**Provided records**:
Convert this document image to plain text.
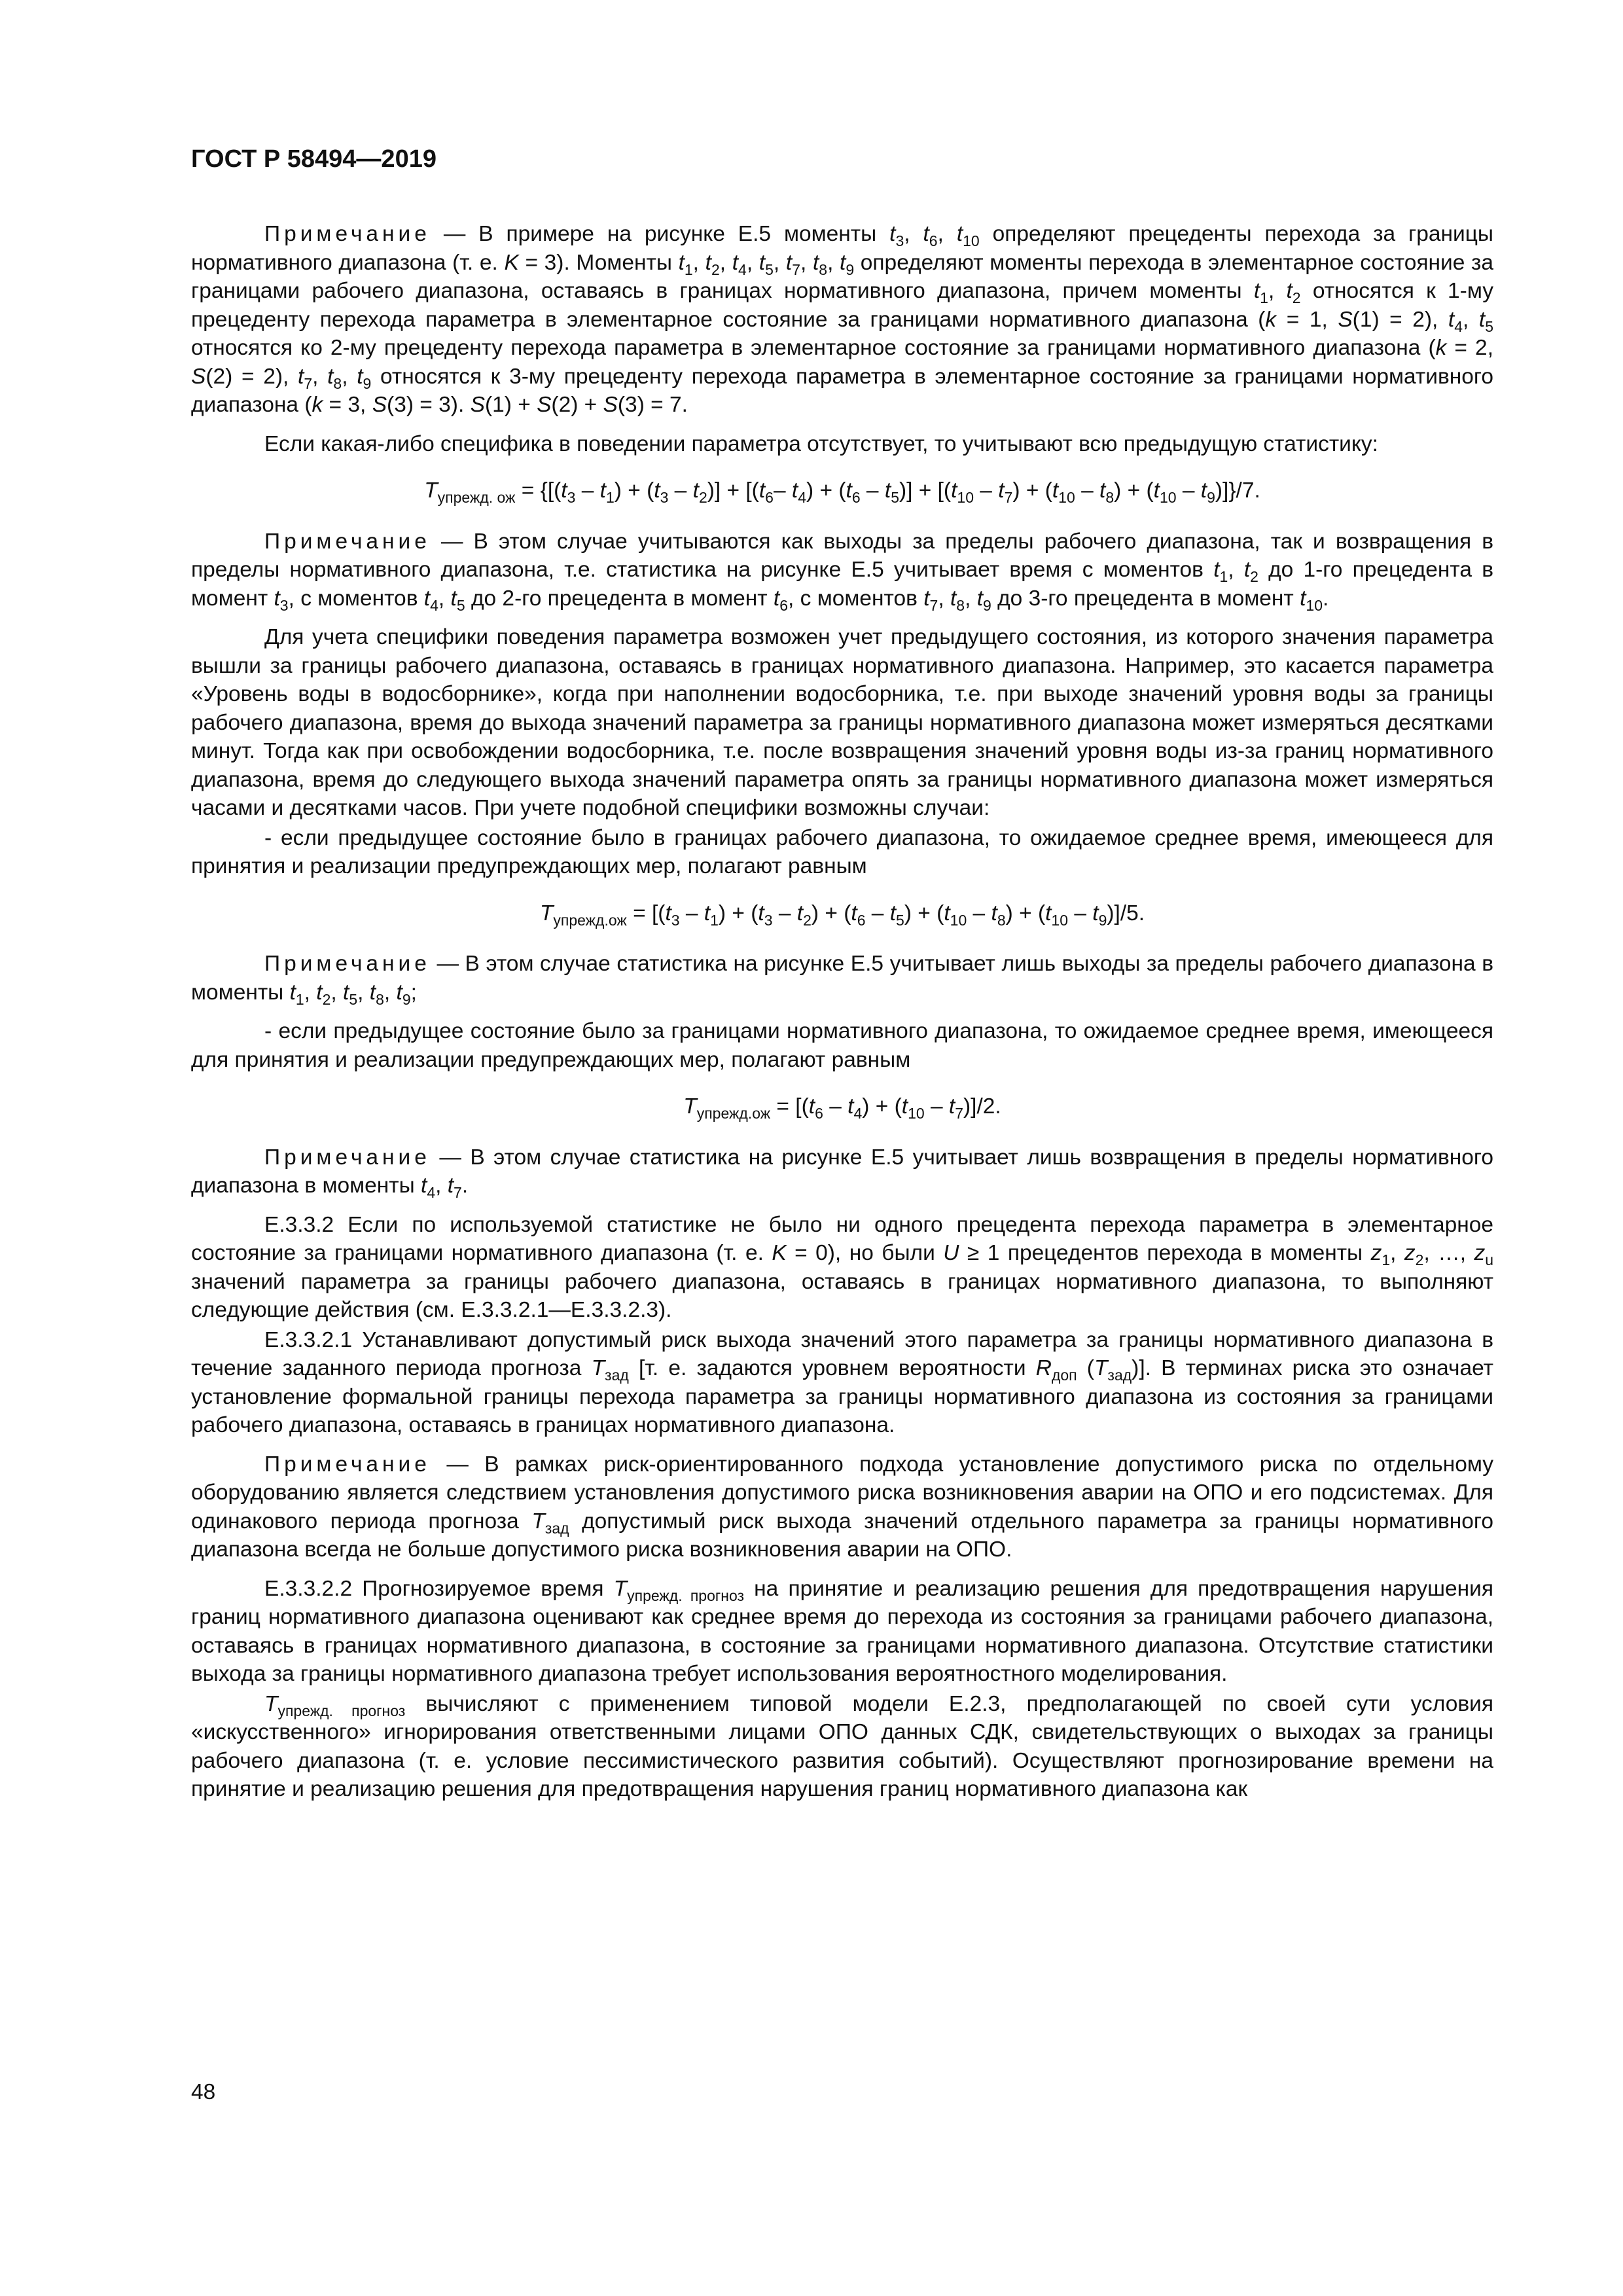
ГОСТ Р 58494—2019

Примечание — В примере на рисунке Е.5 моменты $t_3$, $t_6$, $t_{10}$ определяют прецеденты перехода за границы нормативного диапазона (т. е. K = 3). Моменты $t_1$, $t_2$, $t_4$, $t_5$, $t_7$, $t_8$, $t_9$ определяют моменты перехода в элементарное состояние за границами рабочего диапазона, оставаясь в границах нормативного диапазона, причем моменты $t_1$, $t_2$ относятся к 1-му прецеденту перехода параметра в элементарное состояние за границами нормативного диапазона (k = 1, S(1) = 2), $t_4$, $t_5$ относятся ко 2-му прецеденту перехода параметра в элементарное состояние за границами нормативного диапазона (k = 2, S(2) = 2), $t_7$, $t_8$, $t_9$ относятся к 3-му прецеденту перехода параметра в элементарное состояние за границами нормативного диапазона (k = 3, S(3) = 3). S(1) + S(2) + S(3) = 7.

Если какая-либо специфика в поведении параметра отсутствует, то учитывают всю предыдущую статистику:

$T_{упрежд. ож} = \{[(t_3 - t_1) + (t_3 - t_2)] + [(t_6-$ $t_4) + (t_6 - t_5)] + [(t_{10} - t_7) + (t_{10} - t_8) + (t_{10} - t_9)]\}/7$.

Примечание — В этом случае учитываются как выходы за пределы рабочего диапазона, так и возвращения в пределы нормативного диапазона, т.е. статистика на рисунке Е.5 учитывает время с моментов $t_1$, $t_2$ до 1-го прецедента в момент $t_3$, с моментов $t_4$, $t_5$ до 2-го прецедента в момент $t_6$, с моментов $t_7$, $t_8$, $t_9$ до 3-го прецедента в момент $t_{10}$.

Для учета специфики поведения параметра возможен учет предыдущего состояния, из которого значения параметра вышли за границы рабочего диапазона, оставаясь в границах нормативного диапазона. Например, это касается параметра «Уровень воды в водосборнике», когда при наполнении водосборника, т.е. при выходе значений уровня воды за границы рабочего диапазона, время до выхода значений параметра за границы нормативного диапазона может измеряться десятками минут. Тогда как при освобождении водосборника, т.е. после возвращения значений уровня воды из-за границ нормативного диапазона, время до следующего выхода значений параметра опять за границы нормативного диапазона может измеряться часами и десятками часов. При учете подобной специфики возможны случаи:

- если предыдущее состояние было в границах рабочего диапазона, то ожидаемое среднее время, имеющееся для принятия и реализации предупреждающих мер, полагают равным

$T_{упрежд.ож} = [(t_3 - t_1) + (t_3 - t_2) + (t_6 - t_5) + (t_{10} - t_8) + (t_{10} - t_9)]/5$.

Примечание — В этом случае статистика на рисунке Е.5 учитывает лишь выходы за пределы рабочего диапазона в моменты $t_1$, $t_2$, $t_5$, $t_8$, $t_9$;

- если предыдущее состояние было за границами нормативного диапазона, то ожидаемое среднее время, имеющееся для принятия и реализации предупреждающих мер, полагают равным

$T_{упрежд.ож} = [(t_6 - t_4) + (t_{10} - t_7)]/2$.

Примечание — В этом случае статистика на рисунке Е.5 учитывает лишь возвращения в пределы нормативного диапазона в моменты $t_4$, $t_7$.

Е.3.3.2 Если по используемой статистике не было ни одного прецедента перехода параметра в элементарное состояние за границами нормативного диапазона (т. е. K = 0), но были U ≥ 1 прецедентов перехода в моменты $z_1$, $z_2$, …, $z_u$ значений параметра за границы рабочего диапазона, оставаясь в границах нормативного диапазона, то выполняют следующие действия (см. Е.3.3.2.1—Е.3.3.2.3).

Е.3.3.2.1 Устанавливают допустимый риск выхода значений этого параметра за границы нормативного диапазона в течение заданного периода прогноза $T_{зад}$ [т. е. задаются уровнем вероятности $R_{доп}$ $(T_{зад})$]. В терминах риска это означает установление формальной границы перехода параметра за границы нормативного диапазона из состояния за границами рабочего диапазона, оставаясь в границах нормативного диапазона.

Примечание — В рамках риск-ориентированного подхода установление допустимого риска по отдельному оборудованию является следствием установления допустимого риска возникновения аварии на ОПО и его подсистемах. Для одинакового периода прогноза $T_{зад}$ допустимый риск выхода значений отдельного параметра за границы нормативного диапазона всегда не больше допустимого риска возникновения аварии на ОПО.

Е.3.3.2.2 Прогнозируемое время $T_{упрежд. прогноз}$ на принятие и реализацию решения для предотвращения нарушения границ нормативного диапазона оценивают как среднее время до перехода из состояния за границами рабочего диапазона, оставаясь в границах нормативного диапазона, в состояние за границами нормативного диапазона. Отсутствие статистики выхода за границы нормативного диапазона требует использования вероятностного моделирования.

$T_{упрежд. прогноз}$ вычисляют с применением типовой модели Е.2.3, предполагающей по своей сути условия «искусственного» игнорирования ответственными лицами ОПО данных СДК, свидетельствующих о выходах за границы рабочего диапазона (т. е. условие пессимистического развития событий). Осуществляют прогнозирование времени на принятие и реализацию решения для предотвращения нарушения границ нормативного диапазона как

48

**Problem to solve**: Reproduce each line exactly as it appears, omitting the pictures.

**Completed exercise**:
Convert this document image to plain text.
ГОСТ Р 58494—2019

Примечание — В примере на рисунке Е.5 моменты $t_3$, $t_6$, $t_{10}$ определяют прецеденты перехода за границы нормативного диапазона (т. е. K = 3). Моменты $t_1$, $t_2$, $t_4$, $t_5$, $t_7$, $t_8$, $t_9$ определяют моменты перехода в элементарное состояние за границами рабочего диапазона, оставаясь в границах нормативного диапазона, причем моменты $t_1$, $t_2$ относятся к 1-му прецеденту перехода параметра в элементарное состояние за границами нормативного диапазона (k = 1, S(1) = 2), $t_4$, $t_5$ относятся ко 2-му прецеденту перехода параметра в элементарное состояние за границами нормативного диапазона (k = 2, S(2) = 2), $t_7$, $t_8$, $t_9$ относятся к 3-му прецеденту перехода параметра в элементарное состояние за границами нормативного диапазона (k = 3, S(3) = 3). S(1) + S(2) + S(3) = 7.

Если какая-либо специфика в поведении параметра отсутствует, то учитывают всю предыдущую статистику:

$T_{упрежд. ож} = \{[(t_3 - t_1) + (t_3 - t_2)] + [(t_6-$ $t_4) + (t_6 - t_5)] + [(t_{10} - t_7) + (t_{10} - t_8) + (t_{10} - t_9)]\}/7$.

Примечание — В этом случае учитываются как выходы за пределы рабочего диапазона, так и возвращения в пределы нормативного диапазона, т.е. статистика на рисунке Е.5 учитывает время с моментов $t_1$, $t_2$ до 1-го прецедента в момент $t_3$, с моментов $t_4$, $t_5$ до 2-го прецедента в момент $t_6$, с моментов $t_7$, $t_8$, $t_9$ до 3-го прецедента в момент $t_{10}$.

Для учета специфики поведения параметра возможен учет предыдущего состояния, из которого значения параметра вышли за границы рабочего диапазона, оставаясь в границах нормативного диапазона. Например, это касается параметра «Уровень воды в водосборнике», когда при наполнении водосборника, т.е. при выходе значений уровня воды за границы рабочего диапазона, время до выхода значений параметра за границы нормативного диапазона может измеряться десятками минут. Тогда как при освобождении водосборника, т.е. после возвращения значений уровня воды из-за границ нормативного диапазона, время до следующего выхода значений параметра опять за границы нормативного диапазона может измеряться часами и десятками часов. При учете подобной специфики возможны случаи:

- если предыдущее состояние было в границах рабочего диапазона, то ожидаемое среднее время, имеющееся для принятия и реализации предупреждающих мер, полагают равным

$T_{упрежд.ож} = [(t_3 - t_1) + (t_3 - t_2) + (t_6 - t_5) + (t_{10} - t_8) + (t_{10} - t_9)]/5$.

Примечание — В этом случае статистика на рисунке Е.5 учитывает лишь выходы за пределы рабочего диапазона в моменты $t_1$, $t_2$, $t_5$, $t_8$, $t_9$;

- если предыдущее состояние было за границами нормативного диапазона, то ожидаемое среднее время, имеющееся для принятия и реализации предупреждающих мер, полагают равным

$T_{упрежд.ож} = [(t_6 - t_4) + (t_{10} - t_7)]/2$.

Примечание — В этом случае статистика на рисунке Е.5 учитывает лишь возвращения в пределы нормативного диапазона в моменты $t_4$, $t_7$.

Е.3.3.2 Если по используемой статистике не было ни одного прецедента перехода параметра в элементарное состояние за границами нормативного диапазона (т. е. K = 0), но были U ≥ 1 прецедентов перехода в моменты $z_1$, $z_2$, …, $z_u$ значений параметра за границы рабочего диапазона, оставаясь в границах нормативного диапазона, то выполняют следующие действия (см. Е.3.3.2.1—Е.3.3.2.3).

Е.3.3.2.1 Устанавливают допустимый риск выхода значений этого параметра за границы нормативного диапазона в течение заданного периода прогноза $T_{зад}$ [т. е. задаются уровнем вероятности $R_{доп}$ $(T_{зад})$]. В терминах риска это означает установление формальной границы перехода параметра за границы нормативного диапазона из состояния за границами рабочего диапазона, оставаясь в границах нормативного диапазона.

Примечание — В рамках риск-ориентированного подхода установление допустимого риска по отдельному оборудованию является следствием установления допустимого риска возникновения аварии на ОПО и его подсистемах. Для одинакового периода прогноза $T_{зад}$ допустимый риск выхода значений отдельного параметра за границы нормативного диапазона всегда не больше допустимого риска возникновения аварии на ОПО.

Е.3.3.2.2 Прогнозируемое время $T_{упрежд. прогноз}$ на принятие и реализацию решения для предотвращения нарушения границ нормативного диапазона оценивают как среднее время до перехода из состояния за границами рабочего диапазона, оставаясь в границах нормативного диапазона, в состояние за границами нормативного диапазона. Отсутствие статистики выхода за границы нормативного диапазона требует использования вероятностного моделирования.

$T_{упрежд. прогноз}$ вычисляют с применением типовой модели Е.2.3, предполагающей по своей сути условия «искусственного» игнорирования ответственными лицами ОПО данных СДК, свидетельствующих о выходах за границы рабочего диапазона (т. е. условие пессимистического развития событий). Осуществляют прогнозирование времени на принятие и реализацию решения для предотвращения нарушения границ нормативного диапазона как

48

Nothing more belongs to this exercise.